__REQUIREMENTS__. Retype the material that follows, keeping every word as it is.

Collected data entries:
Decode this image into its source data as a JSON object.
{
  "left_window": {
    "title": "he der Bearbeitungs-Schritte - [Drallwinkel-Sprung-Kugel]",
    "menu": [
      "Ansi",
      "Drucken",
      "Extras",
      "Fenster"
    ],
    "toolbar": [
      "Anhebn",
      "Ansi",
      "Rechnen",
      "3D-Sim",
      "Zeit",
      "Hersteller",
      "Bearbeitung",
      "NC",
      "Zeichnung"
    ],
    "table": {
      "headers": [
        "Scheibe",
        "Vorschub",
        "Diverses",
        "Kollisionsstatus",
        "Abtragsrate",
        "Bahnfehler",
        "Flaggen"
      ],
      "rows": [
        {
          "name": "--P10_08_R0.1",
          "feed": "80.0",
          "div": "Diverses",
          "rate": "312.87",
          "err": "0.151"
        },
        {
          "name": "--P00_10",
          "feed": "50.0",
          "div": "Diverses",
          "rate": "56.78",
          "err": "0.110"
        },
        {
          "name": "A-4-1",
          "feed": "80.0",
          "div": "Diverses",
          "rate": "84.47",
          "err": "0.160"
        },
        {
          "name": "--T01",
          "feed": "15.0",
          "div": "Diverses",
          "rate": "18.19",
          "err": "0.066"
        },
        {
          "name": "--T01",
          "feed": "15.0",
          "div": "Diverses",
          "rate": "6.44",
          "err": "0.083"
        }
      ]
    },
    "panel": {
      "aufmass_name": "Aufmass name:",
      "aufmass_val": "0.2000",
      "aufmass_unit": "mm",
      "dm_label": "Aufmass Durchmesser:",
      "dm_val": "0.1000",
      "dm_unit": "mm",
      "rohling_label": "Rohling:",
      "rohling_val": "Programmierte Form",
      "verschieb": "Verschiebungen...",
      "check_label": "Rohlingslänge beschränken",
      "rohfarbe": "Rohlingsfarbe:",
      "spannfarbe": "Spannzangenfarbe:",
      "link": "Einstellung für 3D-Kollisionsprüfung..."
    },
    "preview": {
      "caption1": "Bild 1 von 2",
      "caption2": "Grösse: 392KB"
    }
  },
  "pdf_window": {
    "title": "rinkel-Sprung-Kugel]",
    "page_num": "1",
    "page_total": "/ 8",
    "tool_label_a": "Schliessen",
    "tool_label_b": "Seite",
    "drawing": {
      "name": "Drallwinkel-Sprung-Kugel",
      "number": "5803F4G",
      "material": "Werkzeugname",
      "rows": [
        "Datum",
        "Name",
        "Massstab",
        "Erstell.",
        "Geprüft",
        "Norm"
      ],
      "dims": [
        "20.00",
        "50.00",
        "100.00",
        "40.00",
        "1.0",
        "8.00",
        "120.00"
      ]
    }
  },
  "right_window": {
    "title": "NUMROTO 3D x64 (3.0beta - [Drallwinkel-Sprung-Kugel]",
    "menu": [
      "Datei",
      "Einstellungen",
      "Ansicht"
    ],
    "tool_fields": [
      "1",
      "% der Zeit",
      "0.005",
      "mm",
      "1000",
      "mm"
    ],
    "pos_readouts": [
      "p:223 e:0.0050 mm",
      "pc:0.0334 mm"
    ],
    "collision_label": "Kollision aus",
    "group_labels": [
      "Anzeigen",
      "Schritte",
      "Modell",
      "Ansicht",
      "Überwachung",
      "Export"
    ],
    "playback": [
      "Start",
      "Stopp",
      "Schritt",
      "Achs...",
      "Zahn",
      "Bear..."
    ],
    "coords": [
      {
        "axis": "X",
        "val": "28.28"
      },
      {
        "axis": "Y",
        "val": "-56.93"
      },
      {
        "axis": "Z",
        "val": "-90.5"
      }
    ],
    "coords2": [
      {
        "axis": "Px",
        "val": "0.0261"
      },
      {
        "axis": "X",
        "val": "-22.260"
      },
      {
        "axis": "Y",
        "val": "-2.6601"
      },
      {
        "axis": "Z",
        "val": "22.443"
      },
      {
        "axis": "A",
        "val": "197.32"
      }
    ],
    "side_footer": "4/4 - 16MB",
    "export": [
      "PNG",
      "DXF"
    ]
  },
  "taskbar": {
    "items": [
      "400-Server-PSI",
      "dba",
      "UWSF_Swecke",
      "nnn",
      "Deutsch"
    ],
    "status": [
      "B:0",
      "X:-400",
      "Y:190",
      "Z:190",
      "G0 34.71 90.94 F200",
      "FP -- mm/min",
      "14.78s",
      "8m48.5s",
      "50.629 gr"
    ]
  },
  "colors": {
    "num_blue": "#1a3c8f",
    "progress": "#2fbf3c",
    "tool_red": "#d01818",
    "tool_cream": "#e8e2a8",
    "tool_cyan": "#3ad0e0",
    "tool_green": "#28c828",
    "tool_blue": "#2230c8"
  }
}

__FINAL RESULT__.
Decode this image into its source data as a JSON object.
{
  "left_window": {
    "title": "he der Bearbeitungs-Schritte - [Drallwinkel-Sprung-Kugel]",
    "menu": [
      "Ansi",
      "Drucken",
      "Extras",
      "Fenster"
    ],
    "toolbar": [
      "Anhebn",
      "Ansi",
      "Rechnen",
      "3D-Sim",
      "Zeit",
      "Hersteller",
      "Bearbeitung",
      "NC",
      "Zeichnung"
    ],
    "table": {
      "headers": [
        "Scheibe",
        "Vorschub",
        "Diverses",
        "Kollisionsstatus",
        "Abtragsrate",
        "Bahnfehler",
        "Flaggen"
      ],
      "rows": [
        {
          "name": "--P10_08_R0.1",
          "feed": "80.0",
          "div": "Diverses",
          "rate": "312.87",
          "err": "0.151"
        },
        {
          "name": "--P00_10",
          "feed": "50.0",
          "div": "Diverses",
          "rate": "56.78",
          "err": "0.110"
        },
        {
          "name": "A-4-1",
          "feed": "80.0",
          "div": "Diverses",
          "rate": "84.47",
          "err": "0.160"
        },
        {
          "name": "--T01",
          "feed": "15.0",
          "div": "Diverses",
          "rate": "18.19",
          "err": "0.066"
        },
        {
          "name": "--T01",
          "feed": "15.0",
          "div": "Diverses",
          "rate": "6.44",
          "err": "0.083"
        }
      ]
    },
    "panel": {
      "aufmass_name": "Aufmass name:",
      "aufmass_val": "0.2000",
      "aufmass_unit": "mm",
      "dm_label": "Aufmass Durchmesser:",
      "dm_val": "0.1000",
      "dm_unit": "mm",
      "rohling_label": "Rohling:",
      "rohling_val": "Programmierte Form",
      "verschieb": "Verschiebungen...",
      "check_label": "Rohlingslänge beschränken",
      "rohfarbe": "Rohlingsfarbe:",
      "spannfarbe": "Spannzangenfarbe:",
      "link": "Einstellung für 3D-Kollisionsprüfung..."
    },
    "preview": {
      "caption1": "Bild 1 von 2",
      "caption2": "Grösse: 392KB"
    }
  },
  "pdf_window": {
    "title": "rinkel-Sprung-Kugel]",
    "page_num": "1",
    "page_total": "/ 8",
    "tool_label_a": "Schliessen",
    "tool_label_b": "Seite",
    "drawing": {
      "name": "Drallwinkel-Sprung-Kugel",
      "number": "5803F4G",
      "material": "Werkzeugname",
      "rows": [
        "Datum",
        "Name",
        "Massstab",
        "Erstell.",
        "Geprüft",
        "Norm"
      ],
      "dims": [
        "20.00",
        "50.00",
        "100.00",
        "40.00",
        "1.0",
        "8.00",
        "120.00"
      ]
    }
  },
  "right_window": {
    "title": "NUMROTO 3D x64 (3.0beta - [Drallwinkel-Sprung-Kugel]",
    "menu": [
      "Datei",
      "Einstellungen",
      "Ansicht"
    ],
    "tool_fields": [
      "1",
      "% der Zeit",
      "0.005",
      "mm",
      "1000",
      "mm"
    ],
    "pos_readouts": [
      "p:223 e:0.0050 mm",
      "pc:0.0334 mm"
    ],
    "collision_label": "Kollision aus",
    "group_labels": [
      "Anzeigen",
      "Schritte",
      "Modell",
      "Ansicht",
      "Überwachung",
      "Export"
    ],
    "playback": [
      "Start",
      "Stopp",
      "Schritt",
      "Achs...",
      "Zahn",
      "Bear..."
    ],
    "coords": [
      {
        "axis": "X",
        "val": "28.28"
      },
      {
        "axis": "Y",
        "val": "-56.93"
      },
      {
        "axis": "Z",
        "val": "-90.5"
      }
    ],
    "coords2": [
      {
        "axis": "Px",
        "val": "0.0261"
      },
      {
        "axis": "X",
        "val": "-22.260"
      },
      {
        "axis": "Y",
        "val": "-2.6601"
      },
      {
        "axis": "Z",
        "val": "22.443"
      },
      {
        "axis": "A",
        "val": "197.32"
      }
    ],
    "side_footer": "4/4 - 16MB",
    "export": [
      "PNG",
      "DXF"
    ]
  },
  "taskbar": {
    "items": [
      "400-Server-PSI",
      "dba",
      "UWSF_Swecke",
      "nnn",
      "Deutsch"
    ],
    "status": [
      "B:0",
      "X:-400",
      "Y:190",
      "Z:190",
      "G0 34.71 90.94 F200",
      "FP -- mm/min",
      "14.78s",
      "8m48.5s",
      "50.629 gr"
    ]
  },
  "colors": {
    "num_blue": "#1a3c8f",
    "progress": "#2fbf3c",
    "tool_red": "#d01818",
    "tool_cream": "#e8e2a8",
    "tool_cyan": "#3ad0e0",
    "tool_green": "#28c828",
    "tool_blue": "#2230c8"
  }
}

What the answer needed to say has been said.